## What is expected:
Extract every line below, verbatim.

## Listing:

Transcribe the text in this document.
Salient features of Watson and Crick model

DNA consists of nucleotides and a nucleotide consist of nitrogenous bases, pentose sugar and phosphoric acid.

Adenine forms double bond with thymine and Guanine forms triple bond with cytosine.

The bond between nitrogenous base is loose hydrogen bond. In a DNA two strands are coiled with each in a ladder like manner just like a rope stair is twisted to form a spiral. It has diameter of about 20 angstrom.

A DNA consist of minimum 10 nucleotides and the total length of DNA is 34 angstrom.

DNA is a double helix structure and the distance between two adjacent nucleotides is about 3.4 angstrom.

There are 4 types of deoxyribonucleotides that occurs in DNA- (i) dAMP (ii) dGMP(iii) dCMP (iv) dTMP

## Final answer:
Transcribe the text in this document.
Salient features of Watson and Crick model

DNA consists of nucleotides and a nucleotide consist of nitrogenous bases, pentose sugar and phosphoric acid.

Adenine forms double bond with thymine and Guanine forms triple bond with cytosine.

The bond between nitrogenous base is loose hydrogen bond. In a DNA two strands are coiled with each in a ladder like manner just like a rope stair is twisted to form a spiral. It has diameter of about 20 angstrom.

A DNA consist of minimum 10 nucleotides and the total length of DNA is 34 angstrom.

DNA is a double helix structure and the distance between two adjacent nucleotides is about 3.4 angstrom.

There are 4 types of deoxyribonucleotides that occurs in DNA- (i) dAMP (ii) dGMP(iii) dCMP (iv) dTMP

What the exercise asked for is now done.